▶ **Data excerpts**:
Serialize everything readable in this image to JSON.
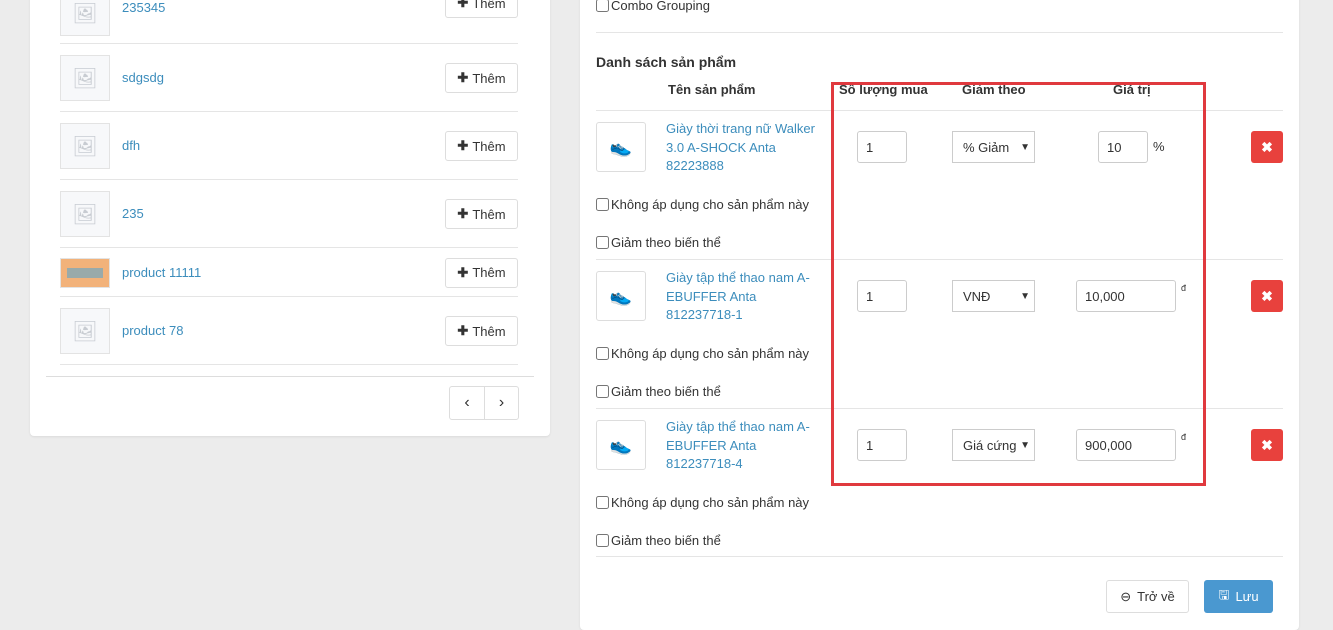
{
  "product_picker": {
    "add_label": "Thêm",
    "items": [
      {
        "name": "235345"
      },
      {
        "name": "sdgsdg"
      },
      {
        "name": "dfh"
      },
      {
        "name": "235"
      },
      {
        "name": "product 11111"
      },
      {
        "name": "product 78"
      }
    ],
    "prev": "‹",
    "next": "›"
  },
  "form": {
    "combo_grouping": "Combo Grouping",
    "section_title": "Danh sách sản phẩm",
    "columns": {
      "name": "Tên sản phẩm",
      "qty": "Số lượng mua",
      "discount_by": "Giảm theo",
      "value": "Giá trị"
    },
    "exclude_label": "Không áp dụng cho sản phẩm này",
    "variant_label": "Giảm theo biến thể",
    "rows": [
      {
        "name": "Giày thời trang nữ Walker 3.0 A-SHOCK Anta 82223888",
        "qty": "1",
        "discount_by": "% Giảm",
        "value": "10",
        "unit": "%"
      },
      {
        "name": "Giày tập thể thao nam A-EBUFFER Anta 812237718-1",
        "qty": "1",
        "discount_by": "VNĐ",
        "value": "10,000",
        "unit": "đ"
      },
      {
        "name": "Giày tập thể thao nam A-EBUFFER Anta 812237718-4",
        "qty": "1",
        "discount_by": "Giá cứng",
        "value": "900,000",
        "unit": "đ"
      }
    ],
    "back_label": "Trở về",
    "save_label": "Lưu"
  },
  "colors": {
    "accent": "#3c8dbc",
    "danger": "#e8413d",
    "highlight": "#e0393e"
  }
}
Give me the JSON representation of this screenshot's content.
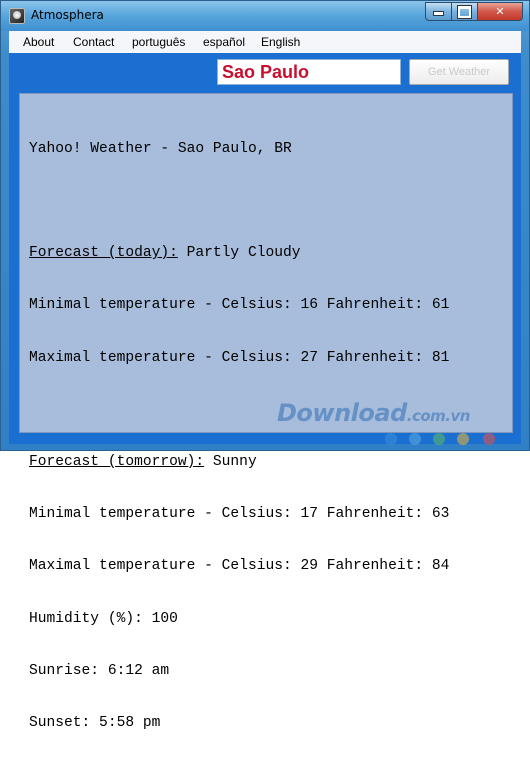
{
  "window": {
    "title": "Atmosphera",
    "min_glyph": "",
    "max_glyph": "",
    "close_glyph": "✕"
  },
  "menu": {
    "items": [
      "About",
      "Contact",
      "português",
      "español",
      "English"
    ]
  },
  "search": {
    "city_value": "Sao Paulo",
    "button_label": "Get Weather"
  },
  "report": {
    "header": "Yahoo! Weather - Sao Paulo, BR",
    "today_label": "Forecast (today):",
    "today_condition": " Partly Cloudy",
    "today_min": "Minimal temperature - Celsius: 16 Fahrenheit: 61",
    "today_max": "Maximal temperature - Celsius: 27 Fahrenheit: 81",
    "tomorrow_label": "Forecast (tomorrow):",
    "tomorrow_condition": " Sunny",
    "tomorrow_min": "Minimal temperature - Celsius: 17 Fahrenheit: 63",
    "tomorrow_max": "Maximal temperature - Celsius: 29 Fahrenheit: 84",
    "humidity": "Humidity (%): 100",
    "sunrise": "Sunrise: 6:12 am",
    "sunset": "Sunset: 5:58 pm"
  },
  "watermark": {
    "text": "Download",
    "domain": ".com.vn",
    "dot_colors": [
      "#3b8ed8",
      "#5aa6e0",
      "#58b86a",
      "#e0b040",
      "#d9534f"
    ]
  },
  "colors": {
    "city_text": "#c8102e",
    "client_background": "#1b6fd0",
    "panel_background": "#a8bcdb"
  }
}
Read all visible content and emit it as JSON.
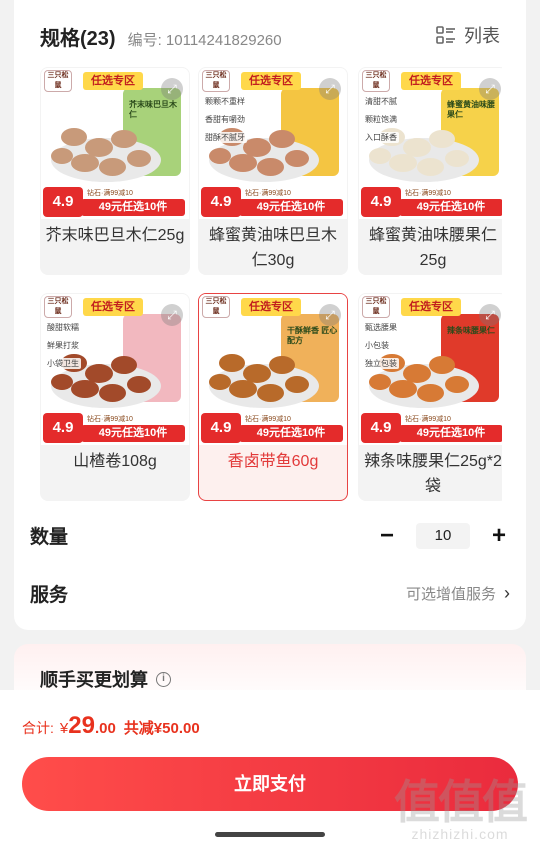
{
  "spec": {
    "title": "规格(23)",
    "code": "编号: 10114241829260",
    "list_toggle": "列表",
    "list_icon": "list-icon"
  },
  "products": [
    {
      "name": "芥末味巴旦木仁25g",
      "price_tag": "4.9",
      "promo": "49元任选10件",
      "promo_small": "钻石·满99减10",
      "zone": "任选专区",
      "bag_text": "芥末味巴旦木仁",
      "bag_color": "#a8d27a",
      "nut_color": "#c89a7a",
      "features": [],
      "selected": false
    },
    {
      "name": "蜂蜜黄油味巴旦木仁30g",
      "price_tag": "4.9",
      "promo": "49元任选10件",
      "promo_small": "钻石·满99减10",
      "zone": "任选专区",
      "bag_text": "",
      "bag_color": "#f4c542",
      "nut_color": "#c98a6a",
      "features": [
        "颗颗不重样",
        "香甜有嚼劲",
        "甜酥不腻牙"
      ],
      "selected": false
    },
    {
      "name": "蜂蜜黄油味腰果仁25g",
      "price_tag": "4.9",
      "promo": "49元任选10件",
      "promo_small": "钻石·满99减10",
      "zone": "任选专区",
      "bag_text": "蜂蜜黄油味腰果仁",
      "bag_color": "#f6d24a",
      "nut_color": "#ece3cf",
      "features": [
        "清甜不腻",
        "颗粒饱满",
        "入口酥香"
      ],
      "selected": false
    },
    {
      "name": "山楂卷108g",
      "price_tag": "4.9",
      "promo": "49元任选10件",
      "promo_small": "钻石·满99减10",
      "zone": "任选专区",
      "bag_text": "",
      "bag_color": "#f2b8bf",
      "nut_color": "#a24a2a",
      "features": [
        "酸甜软糯",
        "鲜果打浆",
        "小袋卫生"
      ],
      "selected": false
    },
    {
      "name": "香卤带鱼60g",
      "price_tag": "4.9",
      "promo": "49元任选10件",
      "promo_small": "钻石·满99减10",
      "zone": "任选专区",
      "bag_text": "干酥鲜香 匠心配方",
      "bag_color": "#f0b15a",
      "nut_color": "#b86a2a",
      "features": [],
      "selected": true
    },
    {
      "name": "辣条味腰果仁25g*2袋",
      "price_tag": "4.9",
      "promo": "49元任选10件",
      "promo_small": "钻石·满99减10",
      "zone": "任选专区",
      "bag_text": "辣条味腰果仁",
      "bag_color": "#e03a2a",
      "nut_color": "#d77a35",
      "features": [
        "甄选腰果",
        "小包装",
        "独立包装"
      ],
      "selected": false
    }
  ],
  "brand_logo_text": "三只松鼠",
  "quantity": {
    "label": "数量",
    "value": "10",
    "minus": "−",
    "plus": "+"
  },
  "service": {
    "label": "服务",
    "value": "可选增值服务",
    "chevron": "›"
  },
  "bundle": {
    "title": "顺手买更划算",
    "info": "i"
  },
  "total": {
    "label": "合计:",
    "currency": "¥",
    "integer": "29",
    "decimal": ".00",
    "saving": "共减¥50.00"
  },
  "pay_button": "立即支付",
  "watermark": {
    "glyphs": "值值值",
    "url": "zhizhizhi.com"
  }
}
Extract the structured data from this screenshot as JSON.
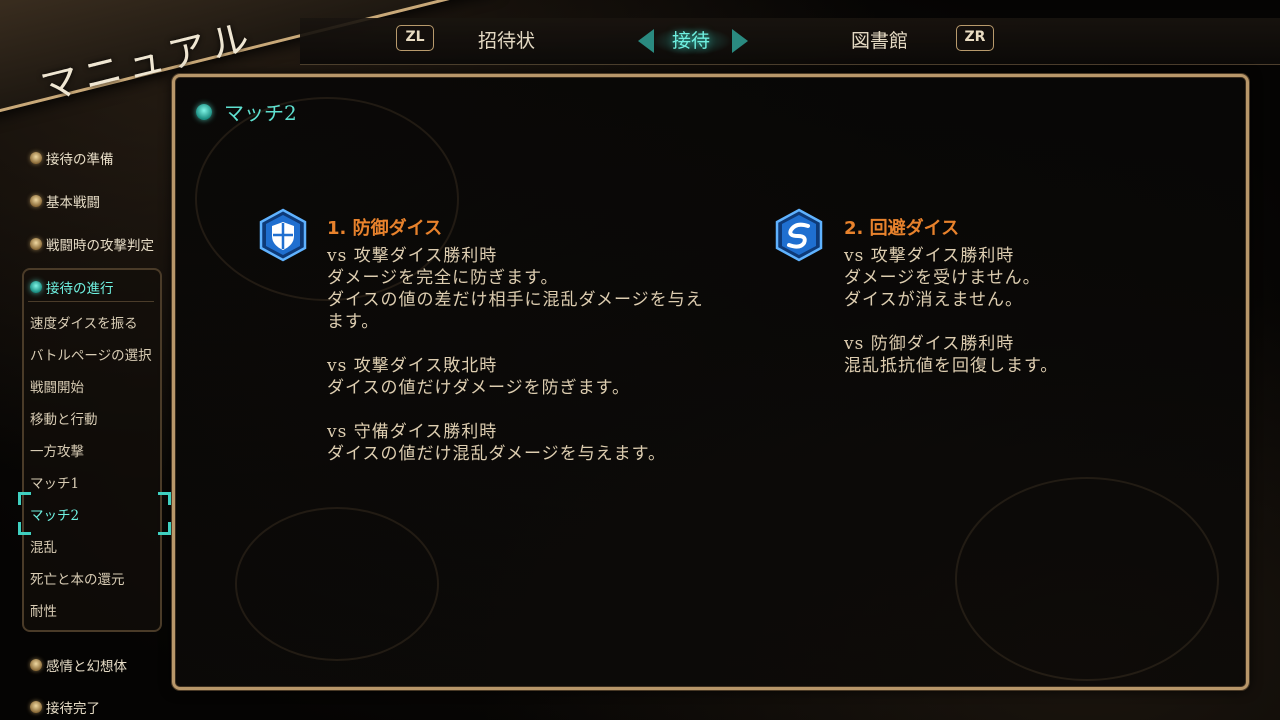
{
  "header": {
    "title": "マニュアル"
  },
  "tabs": {
    "left_button": "ZL",
    "right_button": "ZR",
    "items": [
      {
        "label": "招待状",
        "active": false
      },
      {
        "label": "接待",
        "active": true
      },
      {
        "label": "図書館",
        "active": false
      }
    ]
  },
  "sidebar": {
    "categories_top": [
      {
        "label": "接待の準備"
      },
      {
        "label": "基本戦闘"
      },
      {
        "label": "戦闘時の攻撃判定"
      }
    ],
    "active_category": "接待の進行",
    "subitems": [
      "速度ダイスを振る",
      "バトルページの選択",
      "戦闘開始",
      "移動と行動",
      "一方攻撃",
      "マッチ1",
      "マッチ2",
      "混乱",
      "死亡と本の還元",
      "耐性"
    ],
    "selected_subitem_index": 6,
    "categories_bottom": [
      {
        "label": "感情と幻想体"
      },
      {
        "label": "接待完了"
      }
    ]
  },
  "content": {
    "section_title": "マッチ2",
    "blocks": [
      {
        "icon": "shield-icon",
        "title": "1. 防御ダイス",
        "body": "vs 攻撃ダイス勝利時\nダメージを完全に防ぎます。\nダイスの値の差だけ相手に混乱ダメージを与え\nます。\n\nvs 攻撃ダイス敗北時\nダイスの値だけダメージを防ぎます。\n\nvs 守備ダイス勝利時\nダイスの値だけ混乱ダメージを与えます。"
      },
      {
        "icon": "evade-icon",
        "title": "2. 回避ダイス",
        "body": "vs 攻撃ダイス勝利時\nダメージを受けません。\nダイスが消えません。\n\nvs 防御ダイス勝利時\n混乱抵抗値を回復します。"
      }
    ]
  },
  "colors": {
    "accent_cyan": "#6ff0e0",
    "title_orange": "#e8822c",
    "frame_gold": "#b8976a",
    "dice_blue": "#2a7fd8"
  }
}
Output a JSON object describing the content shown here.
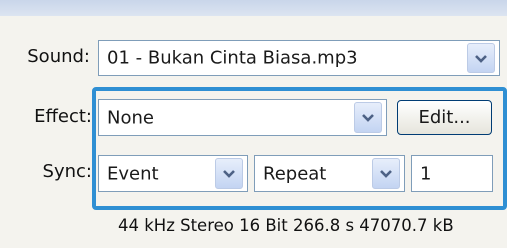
{
  "sound": {
    "label": "Sound:",
    "value": "01 - Bukan Cinta Biasa.mp3"
  },
  "effect": {
    "label": "Effect:",
    "value": "None",
    "edit_label": "Edit..."
  },
  "sync": {
    "label": "Sync:",
    "mode": "Event",
    "repeat": "Repeat",
    "count": "1"
  },
  "info": "44 kHz Stereo 16 Bit 266.8 s 47070.7 kB",
  "colors": {
    "highlight": "#2f8fd3",
    "field_border": "#7f9db9",
    "dropdown_arrow": "#4d6185"
  }
}
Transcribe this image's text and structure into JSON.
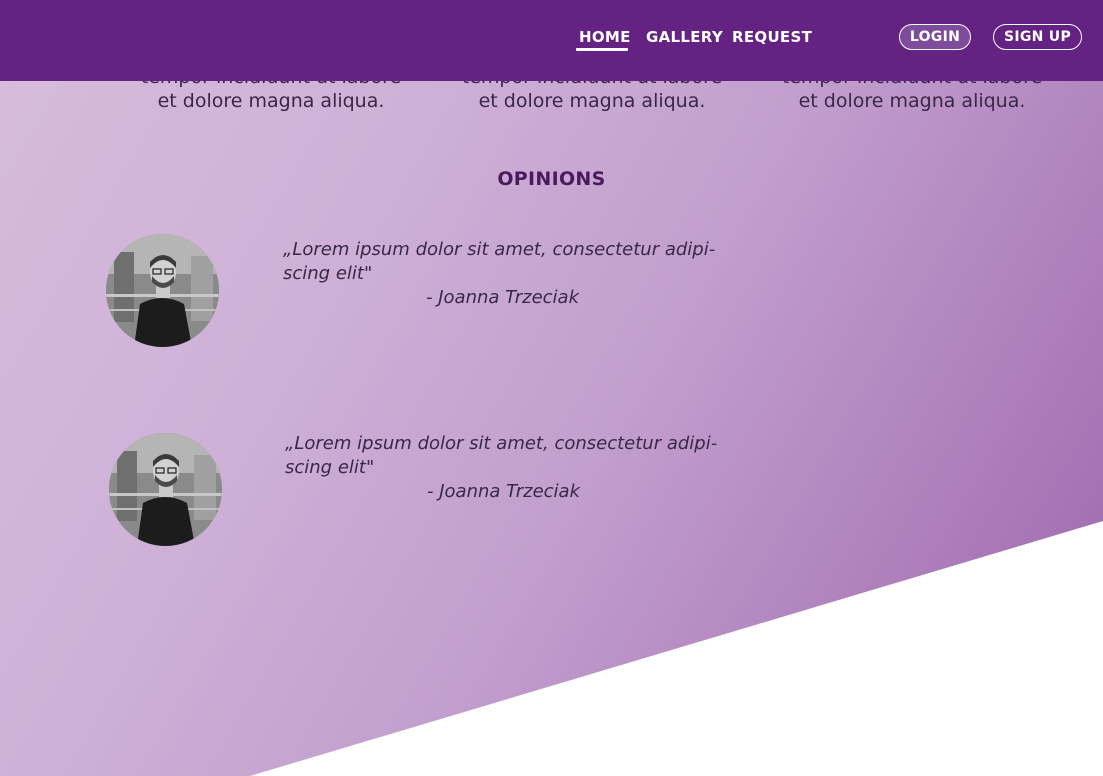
{
  "nav": {
    "links": [
      {
        "label": "HOME",
        "active": true
      },
      {
        "label": "GALLERY",
        "active": false
      },
      {
        "label": "REQUEST",
        "active": false
      }
    ],
    "login_label": "LOGIN",
    "signup_label": "SIGN UP"
  },
  "features": [
    {
      "text_line1": "tempor incididunt ut labore",
      "text_line2": "et dolore magna aliqua."
    },
    {
      "text_line1": "tempor incididunt ut labore",
      "text_line2": "et dolore magna aliqua."
    },
    {
      "text_line1": "tempor incididunt ut labore",
      "text_line2": "et dolore magna aliqua."
    }
  ],
  "opinions": {
    "title": "OPINIONS",
    "items": [
      {
        "quote": "„Lorem ipsum dolor sit amet, consectetur adipi-scing elit\"",
        "author": "- Joanna Trzeciak"
      },
      {
        "quote": "„Lorem ipsum dolor sit amet, consectetur adipi-scing elit\"",
        "author": "- Joanna Trzeciak"
      }
    ]
  },
  "colors": {
    "nav_background": "#642383",
    "heading": "#4a1a5e",
    "text": "#3a2747",
    "gradient_light": "#d6bcdc",
    "gradient_dark": "#9a66ad"
  }
}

▶ **Problem description**: Copy all lines from the entries that contain the word "this".

▶ **Final result**:
Serialize everything readable in this image to JSON.
Give me the JSON representation of this screenshot's content.
Extract the structured data from this screenshot as JSON.
Transcribe this image's text and structure into JSON.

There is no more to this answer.